• [INPUT FOR THIS TASK]
********************

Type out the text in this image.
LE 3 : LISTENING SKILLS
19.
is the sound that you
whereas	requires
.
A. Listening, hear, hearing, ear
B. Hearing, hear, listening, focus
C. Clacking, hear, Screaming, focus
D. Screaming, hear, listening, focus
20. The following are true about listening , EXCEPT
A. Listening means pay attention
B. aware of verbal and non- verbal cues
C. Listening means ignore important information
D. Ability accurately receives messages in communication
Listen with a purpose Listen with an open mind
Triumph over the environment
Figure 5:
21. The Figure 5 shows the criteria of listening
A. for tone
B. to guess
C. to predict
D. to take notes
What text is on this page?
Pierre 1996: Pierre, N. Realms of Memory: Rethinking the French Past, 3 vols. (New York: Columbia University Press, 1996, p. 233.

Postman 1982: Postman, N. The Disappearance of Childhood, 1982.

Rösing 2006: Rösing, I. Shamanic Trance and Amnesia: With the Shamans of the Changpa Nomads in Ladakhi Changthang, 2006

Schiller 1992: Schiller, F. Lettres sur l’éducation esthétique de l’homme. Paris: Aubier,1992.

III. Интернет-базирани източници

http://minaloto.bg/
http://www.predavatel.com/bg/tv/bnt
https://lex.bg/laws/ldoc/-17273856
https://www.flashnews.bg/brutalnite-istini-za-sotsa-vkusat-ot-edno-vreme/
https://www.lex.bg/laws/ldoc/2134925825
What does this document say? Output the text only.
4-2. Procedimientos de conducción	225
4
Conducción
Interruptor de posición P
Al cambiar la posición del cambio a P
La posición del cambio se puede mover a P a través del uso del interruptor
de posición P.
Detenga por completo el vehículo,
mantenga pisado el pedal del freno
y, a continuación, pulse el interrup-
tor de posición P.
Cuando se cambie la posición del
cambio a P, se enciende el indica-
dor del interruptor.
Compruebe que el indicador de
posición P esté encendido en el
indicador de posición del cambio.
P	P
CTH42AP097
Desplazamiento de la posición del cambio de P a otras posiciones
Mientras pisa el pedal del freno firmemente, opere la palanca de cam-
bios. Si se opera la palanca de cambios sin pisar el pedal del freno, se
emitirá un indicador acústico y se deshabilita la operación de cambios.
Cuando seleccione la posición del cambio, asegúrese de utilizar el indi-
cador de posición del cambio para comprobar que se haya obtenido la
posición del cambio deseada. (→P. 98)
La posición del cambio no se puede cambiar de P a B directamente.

********************

• [EXERCISE DESCRIPTION] Extract each line from the listing above, please, and repeat it exactly.

• [FINISHED TASK]
Type out the text in this image.
LE 3 : LISTENING SKILLS
19.
is the sound that you
whereas	requires
.
A. Listening, hear, hearing, ear
B. Hearing, hear, listening, focus
C. Clacking, hear, Screaming, focus
D. Screaming, hear, listening, focus
20. The following are true about listening , EXCEPT
A. Listening means pay attention
B. aware of verbal and non- verbal cues
C. Listening means ignore important information
D. Ability accurately receives messages in communication
Listen with a purpose Listen with an open mind
Triumph over the environment
Figure 5:
21. The Figure 5 shows the criteria of listening
A. for tone
B. to guess
C. to predict
D. to take notes
What text is on this page?
Pierre 1996: Pierre, N. Realms of Memory: Rethinking the French Past, 3 vols. (New York: Columbia University Press, 1996, p. 233.

Postman 1982: Postman, N. The Disappearance of Childhood, 1982.

Rösing 2006: Rösing, I. Shamanic Trance and Amnesia: With the Shamans of the Changpa Nomads in Ladakhi Changthang, 2006

Schiller 1992: Schiller, F. Lettres sur l’éducation esthétique de l’homme. Paris: Aubier,1992.

III. Интернет-базирани източници

http://minaloto.bg/
http://www.predavatel.com/bg/tv/bnt
https://lex.bg/laws/ldoc/-17273856
https://www.flashnews.bg/brutalnite-istini-za-sotsa-vkusat-ot-edno-vreme/
https://www.lex.bg/laws/ldoc/2134925825
What does this document say? Output the text only.
4-2. Procedimientos de conducción	225
4
Conducción
Interruptor de posición P
Al cambiar la posición del cambio a P
La posición del cambio se puede mover a P a través del uso del interruptor
de posición P.
Detenga por completo el vehículo,
mantenga pisado el pedal del freno
y, a continuación, pulse el interrup-
tor de posición P.
Cuando se cambie la posición del
cambio a P, se enciende el indica-
dor del interruptor.
Compruebe que el indicador de
posición P esté encendido en el
indicador de posición del cambio.
P	P
CTH42AP097
Desplazamiento de la posición del cambio de P a otras posiciones
Mientras pisa el pedal del freno firmemente, opere la palanca de cam-
bios. Si se opera la palanca de cambios sin pisar el pedal del freno, se
emitirá un indicador acústico y se deshabilita la operación de cambios.
Cuando seleccione la posición del cambio, asegúrese de utilizar el indi-
cador de posición del cambio para comprobar que se haya obtenido la
posición del cambio deseada. (→P. 98)
La posición del cambio no se puede cambiar de P a B directamente.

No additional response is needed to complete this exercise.